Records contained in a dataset
◆ ◆ ◆ ◆ ◆

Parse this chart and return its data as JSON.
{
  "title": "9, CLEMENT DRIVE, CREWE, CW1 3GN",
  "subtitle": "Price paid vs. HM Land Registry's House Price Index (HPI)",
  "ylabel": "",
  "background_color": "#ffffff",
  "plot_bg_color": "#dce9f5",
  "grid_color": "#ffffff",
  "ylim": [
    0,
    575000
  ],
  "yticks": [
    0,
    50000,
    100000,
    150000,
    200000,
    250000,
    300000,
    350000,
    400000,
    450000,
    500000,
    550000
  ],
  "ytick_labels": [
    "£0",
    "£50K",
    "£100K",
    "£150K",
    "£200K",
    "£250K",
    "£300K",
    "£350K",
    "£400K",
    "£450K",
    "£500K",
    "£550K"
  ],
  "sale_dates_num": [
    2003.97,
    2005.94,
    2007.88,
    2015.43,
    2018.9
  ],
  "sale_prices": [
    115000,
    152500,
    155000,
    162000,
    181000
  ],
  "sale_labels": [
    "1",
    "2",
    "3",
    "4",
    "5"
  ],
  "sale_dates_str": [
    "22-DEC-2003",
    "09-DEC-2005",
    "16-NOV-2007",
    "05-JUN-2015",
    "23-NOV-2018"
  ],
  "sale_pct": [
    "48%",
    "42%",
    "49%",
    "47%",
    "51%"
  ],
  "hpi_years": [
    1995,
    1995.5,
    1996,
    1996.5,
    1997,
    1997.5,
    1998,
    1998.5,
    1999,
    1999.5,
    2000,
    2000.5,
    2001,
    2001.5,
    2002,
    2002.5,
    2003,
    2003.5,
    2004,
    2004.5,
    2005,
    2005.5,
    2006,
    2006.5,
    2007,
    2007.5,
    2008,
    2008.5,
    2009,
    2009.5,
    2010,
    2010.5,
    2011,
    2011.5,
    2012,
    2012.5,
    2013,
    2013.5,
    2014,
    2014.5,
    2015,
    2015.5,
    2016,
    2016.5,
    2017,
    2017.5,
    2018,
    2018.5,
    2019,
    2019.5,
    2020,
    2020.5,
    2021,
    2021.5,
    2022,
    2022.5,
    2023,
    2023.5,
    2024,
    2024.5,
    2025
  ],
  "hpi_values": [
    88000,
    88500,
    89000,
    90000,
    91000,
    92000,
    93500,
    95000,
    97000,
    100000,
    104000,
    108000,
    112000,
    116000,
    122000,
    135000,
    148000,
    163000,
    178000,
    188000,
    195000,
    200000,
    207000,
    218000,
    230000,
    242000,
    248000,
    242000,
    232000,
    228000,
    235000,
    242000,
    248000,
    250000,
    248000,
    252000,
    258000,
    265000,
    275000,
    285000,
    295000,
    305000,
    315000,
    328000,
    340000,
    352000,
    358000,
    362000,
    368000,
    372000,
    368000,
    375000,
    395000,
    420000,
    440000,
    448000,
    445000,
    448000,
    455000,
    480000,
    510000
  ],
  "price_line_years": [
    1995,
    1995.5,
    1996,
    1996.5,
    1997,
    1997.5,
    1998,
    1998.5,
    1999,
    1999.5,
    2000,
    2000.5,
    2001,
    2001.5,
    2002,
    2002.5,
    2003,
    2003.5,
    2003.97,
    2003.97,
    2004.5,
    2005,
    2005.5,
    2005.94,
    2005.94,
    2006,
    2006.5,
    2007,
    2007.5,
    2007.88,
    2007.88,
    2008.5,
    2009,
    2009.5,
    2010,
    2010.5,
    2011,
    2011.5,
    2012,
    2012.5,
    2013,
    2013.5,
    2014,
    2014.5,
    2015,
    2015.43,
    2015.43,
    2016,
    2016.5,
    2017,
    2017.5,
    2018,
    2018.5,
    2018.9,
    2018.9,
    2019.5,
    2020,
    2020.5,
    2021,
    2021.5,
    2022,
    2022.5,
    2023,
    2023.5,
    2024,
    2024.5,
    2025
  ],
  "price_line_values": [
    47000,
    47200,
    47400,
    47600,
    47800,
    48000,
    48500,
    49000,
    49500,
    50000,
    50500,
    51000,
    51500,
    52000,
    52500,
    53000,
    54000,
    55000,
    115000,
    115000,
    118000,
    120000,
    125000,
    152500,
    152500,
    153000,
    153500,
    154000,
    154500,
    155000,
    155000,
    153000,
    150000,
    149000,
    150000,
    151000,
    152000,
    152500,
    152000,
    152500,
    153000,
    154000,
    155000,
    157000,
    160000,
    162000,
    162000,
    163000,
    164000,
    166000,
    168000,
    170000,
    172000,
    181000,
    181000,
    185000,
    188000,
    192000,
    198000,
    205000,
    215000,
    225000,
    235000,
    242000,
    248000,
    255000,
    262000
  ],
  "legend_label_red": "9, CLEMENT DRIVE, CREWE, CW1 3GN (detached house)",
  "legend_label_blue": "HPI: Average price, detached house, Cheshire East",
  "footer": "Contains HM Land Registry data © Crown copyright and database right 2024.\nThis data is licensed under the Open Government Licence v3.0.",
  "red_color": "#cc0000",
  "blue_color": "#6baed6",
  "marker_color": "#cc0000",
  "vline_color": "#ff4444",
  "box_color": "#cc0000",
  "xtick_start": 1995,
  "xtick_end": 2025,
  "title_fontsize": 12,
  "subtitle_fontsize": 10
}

◆ ◆ ◆ ◆ ◆

### EXERCISE DESCRIPTION
Tally the lines that hold the string "CLEMENT" and state the total, nothing more.

### WRITTEN RESPONSE
2